• [Requirements] Print all the records exactly, please.

• [Exercise inputs]

_____

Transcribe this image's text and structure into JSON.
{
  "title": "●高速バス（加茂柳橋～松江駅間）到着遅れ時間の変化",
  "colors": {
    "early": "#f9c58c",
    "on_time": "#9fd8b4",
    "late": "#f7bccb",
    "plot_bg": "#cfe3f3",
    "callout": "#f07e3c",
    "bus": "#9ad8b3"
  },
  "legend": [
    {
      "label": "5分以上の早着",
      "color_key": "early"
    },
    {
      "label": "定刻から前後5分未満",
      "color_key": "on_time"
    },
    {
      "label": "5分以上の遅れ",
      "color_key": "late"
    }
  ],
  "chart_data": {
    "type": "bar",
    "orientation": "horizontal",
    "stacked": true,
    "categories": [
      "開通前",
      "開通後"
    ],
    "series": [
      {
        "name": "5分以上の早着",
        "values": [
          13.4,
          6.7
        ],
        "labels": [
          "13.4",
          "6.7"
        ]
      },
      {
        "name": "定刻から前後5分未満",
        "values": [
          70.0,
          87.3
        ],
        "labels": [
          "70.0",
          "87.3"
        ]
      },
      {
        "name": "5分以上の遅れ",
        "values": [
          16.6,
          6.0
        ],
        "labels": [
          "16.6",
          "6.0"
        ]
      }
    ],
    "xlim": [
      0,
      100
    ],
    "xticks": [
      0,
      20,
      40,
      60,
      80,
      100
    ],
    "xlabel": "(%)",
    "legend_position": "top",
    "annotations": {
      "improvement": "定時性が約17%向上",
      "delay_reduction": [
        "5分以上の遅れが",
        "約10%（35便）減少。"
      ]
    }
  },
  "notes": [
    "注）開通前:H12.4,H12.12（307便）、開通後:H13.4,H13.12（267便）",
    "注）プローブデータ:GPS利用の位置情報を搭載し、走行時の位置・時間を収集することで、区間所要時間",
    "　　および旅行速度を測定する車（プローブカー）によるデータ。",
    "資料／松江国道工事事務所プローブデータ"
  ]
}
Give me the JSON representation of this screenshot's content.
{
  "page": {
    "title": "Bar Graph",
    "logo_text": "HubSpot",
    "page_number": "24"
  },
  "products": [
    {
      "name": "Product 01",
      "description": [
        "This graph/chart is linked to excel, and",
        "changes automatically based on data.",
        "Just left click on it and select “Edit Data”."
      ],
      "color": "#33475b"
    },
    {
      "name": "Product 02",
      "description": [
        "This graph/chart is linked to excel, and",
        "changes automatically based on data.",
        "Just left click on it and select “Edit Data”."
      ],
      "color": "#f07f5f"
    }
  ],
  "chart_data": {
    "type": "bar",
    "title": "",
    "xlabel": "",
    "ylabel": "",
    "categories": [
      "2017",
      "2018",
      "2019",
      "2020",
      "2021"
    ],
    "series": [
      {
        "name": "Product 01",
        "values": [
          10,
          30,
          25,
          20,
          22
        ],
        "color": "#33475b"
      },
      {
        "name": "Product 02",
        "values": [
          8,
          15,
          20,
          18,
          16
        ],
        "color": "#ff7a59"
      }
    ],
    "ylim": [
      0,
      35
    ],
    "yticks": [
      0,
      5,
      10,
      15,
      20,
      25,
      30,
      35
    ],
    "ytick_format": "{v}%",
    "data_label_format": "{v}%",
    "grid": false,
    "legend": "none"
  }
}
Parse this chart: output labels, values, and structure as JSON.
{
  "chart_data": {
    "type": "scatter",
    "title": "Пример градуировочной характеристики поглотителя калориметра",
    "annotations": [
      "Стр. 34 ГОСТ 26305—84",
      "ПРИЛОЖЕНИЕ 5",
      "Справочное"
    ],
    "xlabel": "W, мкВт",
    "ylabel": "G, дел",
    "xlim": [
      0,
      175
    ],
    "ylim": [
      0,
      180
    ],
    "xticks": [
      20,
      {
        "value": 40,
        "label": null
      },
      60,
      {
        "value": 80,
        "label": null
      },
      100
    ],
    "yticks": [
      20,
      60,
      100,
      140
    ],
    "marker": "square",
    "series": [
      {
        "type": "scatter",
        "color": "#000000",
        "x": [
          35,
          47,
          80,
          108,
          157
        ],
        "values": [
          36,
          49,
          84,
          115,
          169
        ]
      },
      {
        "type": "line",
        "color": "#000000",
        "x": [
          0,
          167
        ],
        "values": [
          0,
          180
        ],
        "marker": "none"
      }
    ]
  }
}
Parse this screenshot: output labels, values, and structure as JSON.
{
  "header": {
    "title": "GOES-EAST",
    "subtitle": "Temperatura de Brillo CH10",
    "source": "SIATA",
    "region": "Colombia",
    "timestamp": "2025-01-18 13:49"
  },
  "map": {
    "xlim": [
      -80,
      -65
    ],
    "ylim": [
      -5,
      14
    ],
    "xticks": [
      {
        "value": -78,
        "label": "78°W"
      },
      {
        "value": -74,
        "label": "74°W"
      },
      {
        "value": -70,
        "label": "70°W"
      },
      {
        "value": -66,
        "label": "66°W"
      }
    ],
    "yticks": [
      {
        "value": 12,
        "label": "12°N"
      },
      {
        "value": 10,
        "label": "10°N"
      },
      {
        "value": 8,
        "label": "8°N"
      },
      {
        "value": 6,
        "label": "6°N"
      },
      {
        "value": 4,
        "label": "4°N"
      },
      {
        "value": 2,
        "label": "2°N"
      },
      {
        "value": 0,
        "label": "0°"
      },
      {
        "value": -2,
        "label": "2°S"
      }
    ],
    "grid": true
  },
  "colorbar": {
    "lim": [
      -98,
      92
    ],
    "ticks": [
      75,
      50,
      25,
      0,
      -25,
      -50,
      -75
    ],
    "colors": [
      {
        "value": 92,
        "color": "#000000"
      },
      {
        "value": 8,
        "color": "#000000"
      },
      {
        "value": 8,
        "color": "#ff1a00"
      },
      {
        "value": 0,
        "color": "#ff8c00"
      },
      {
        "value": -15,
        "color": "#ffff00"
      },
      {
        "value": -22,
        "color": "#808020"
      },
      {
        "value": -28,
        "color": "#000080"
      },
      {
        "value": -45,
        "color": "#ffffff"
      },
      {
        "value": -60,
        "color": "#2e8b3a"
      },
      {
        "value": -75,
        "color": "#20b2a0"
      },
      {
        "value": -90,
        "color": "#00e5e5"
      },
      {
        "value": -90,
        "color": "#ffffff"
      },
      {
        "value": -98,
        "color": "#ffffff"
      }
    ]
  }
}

_____

• [Answer to this task]
Transcribe this image's text and structure into JSON.
{
  "title": "●高速バス（加茂柳橋～松江駅間）到着遅れ時間の変化",
  "colors": {
    "early": "#f9c58c",
    "on_time": "#9fd8b4",
    "late": "#f7bccb",
    "plot_bg": "#cfe3f3",
    "callout": "#f07e3c",
    "bus": "#9ad8b3"
  },
  "legend": [
    {
      "label": "5分以上の早着",
      "color_key": "early"
    },
    {
      "label": "定刻から前後5分未満",
      "color_key": "on_time"
    },
    {
      "label": "5分以上の遅れ",
      "color_key": "late"
    }
  ],
  "chart_data": {
    "type": "bar",
    "orientation": "horizontal",
    "stacked": true,
    "categories": [
      "開通前",
      "開通後"
    ],
    "series": [
      {
        "name": "5分以上の早着",
        "values": [
          13.4,
          6.7
        ],
        "labels": [
          "13.4",
          "6.7"
        ]
      },
      {
        "name": "定刻から前後5分未満",
        "values": [
          70.0,
          87.3
        ],
        "labels": [
          "70.0",
          "87.3"
        ]
      },
      {
        "name": "5分以上の遅れ",
        "values": [
          16.6,
          6.0
        ],
        "labels": [
          "16.6",
          "6.0"
        ]
      }
    ],
    "xlim": [
      0,
      100
    ],
    "xticks": [
      0,
      20,
      40,
      60,
      80,
      100
    ],
    "xlabel": "(%)",
    "legend_position": "top",
    "annotations": {
      "improvement": "定時性が約17%向上",
      "delay_reduction": [
        "5分以上の遅れが",
        "約10%（35便）減少。"
      ]
    }
  },
  "notes": [
    "注）開通前:H12.4,H12.12（307便）、開通後:H13.4,H13.12（267便）",
    "注）プローブデータ:GPS利用の位置情報を搭載し、走行時の位置・時間を収集することで、区間所要時間",
    "　　および旅行速度を測定する車（プローブカー）によるデータ。",
    "資料／松江国道工事事務所プローブデータ"
  ]
}
Give me the JSON representation of this screenshot's content.
{
  "page": {
    "title": "Bar Graph",
    "logo_text": "HubSpot",
    "page_number": "24"
  },
  "products": [
    {
      "name": "Product 01",
      "description": [
        "This graph/chart is linked to excel, and",
        "changes automatically based on data.",
        "Just left click on it and select “Edit Data”."
      ],
      "color": "#33475b"
    },
    {
      "name": "Product 02",
      "description": [
        "This graph/chart is linked to excel, and",
        "changes automatically based on data.",
        "Just left click on it and select “Edit Data”."
      ],
      "color": "#f07f5f"
    }
  ],
  "chart_data": {
    "type": "bar",
    "title": "",
    "xlabel": "",
    "ylabel": "",
    "categories": [
      "2017",
      "2018",
      "2019",
      "2020",
      "2021"
    ],
    "series": [
      {
        "name": "Product 01",
        "values": [
          10,
          30,
          25,
          20,
          22
        ],
        "color": "#33475b"
      },
      {
        "name": "Product 02",
        "values": [
          8,
          15,
          20,
          18,
          16
        ],
        "color": "#ff7a59"
      }
    ],
    "ylim": [
      0,
      35
    ],
    "yticks": [
      0,
      5,
      10,
      15,
      20,
      25,
      30,
      35
    ],
    "ytick_format": "{v}%",
    "data_label_format": "{v}%",
    "grid": false,
    "legend": "none"
  }
}
Parse this chart: output labels, values, and structure as JSON.
{
  "chart_data": {
    "type": "scatter",
    "title": "Пример градуировочной характеристики поглотителя калориметра",
    "annotations": [
      "Стр. 34 ГОСТ 26305—84",
      "ПРИЛОЖЕНИЕ 5",
      "Справочное"
    ],
    "xlabel": "W, мкВт",
    "ylabel": "G, дел",
    "xlim": [
      0,
      175
    ],
    "ylim": [
      0,
      180
    ],
    "xticks": [
      20,
      {
        "value": 40,
        "label": null
      },
      60,
      {
        "value": 80,
        "label": null
      },
      100
    ],
    "yticks": [
      20,
      60,
      100,
      140
    ],
    "marker": "square",
    "series": [
      {
        "type": "scatter",
        "color": "#000000",
        "x": [
          35,
          47,
          80,
          108,
          157
        ],
        "values": [
          36,
          49,
          84,
          115,
          169
        ]
      },
      {
        "type": "line",
        "color": "#000000",
        "x": [
          0,
          167
        ],
        "values": [
          0,
          180
        ],
        "marker": "none"
      }
    ]
  }
}
Parse this screenshot: output labels, values, and structure as JSON.
{
  "header": {
    "title": "GOES-EAST",
    "subtitle": "Temperatura de Brillo CH10",
    "source": "SIATA",
    "region": "Colombia",
    "timestamp": "2025-01-18 13:49"
  },
  "map": {
    "xlim": [
      -80,
      -65
    ],
    "ylim": [
      -5,
      14
    ],
    "xticks": [
      {
        "value": -78,
        "label": "78°W"
      },
      {
        "value": -74,
        "label": "74°W"
      },
      {
        "value": -70,
        "label": "70°W"
      },
      {
        "value": -66,
        "label": "66°W"
      }
    ],
    "yticks": [
      {
        "value": 12,
        "label": "12°N"
      },
      {
        "value": 10,
        "label": "10°N"
      },
      {
        "value": 8,
        "label": "8°N"
      },
      {
        "value": 6,
        "label": "6°N"
      },
      {
        "value": 4,
        "label": "4°N"
      },
      {
        "value": 2,
        "label": "2°N"
      },
      {
        "value": 0,
        "label": "0°"
      },
      {
        "value": -2,
        "label": "2°S"
      }
    ],
    "grid": true
  },
  "colorbar": {
    "lim": [
      -98,
      92
    ],
    "ticks": [
      75,
      50,
      25,
      0,
      -25,
      -50,
      -75
    ],
    "colors": [
      {
        "value": 92,
        "color": "#000000"
      },
      {
        "value": 8,
        "color": "#000000"
      },
      {
        "value": 8,
        "color": "#ff1a00"
      },
      {
        "value": 0,
        "color": "#ff8c00"
      },
      {
        "value": -15,
        "color": "#ffff00"
      },
      {
        "value": -22,
        "color": "#808020"
      },
      {
        "value": -28,
        "color": "#000080"
      },
      {
        "value": -45,
        "color": "#ffffff"
      },
      {
        "value": -60,
        "color": "#2e8b3a"
      },
      {
        "value": -75,
        "color": "#20b2a0"
      },
      {
        "value": -90,
        "color": "#00e5e5"
      },
      {
        "value": -90,
        "color": "#ffffff"
      },
      {
        "value": -98,
        "color": "#ffffff"
      }
    ]
  }
}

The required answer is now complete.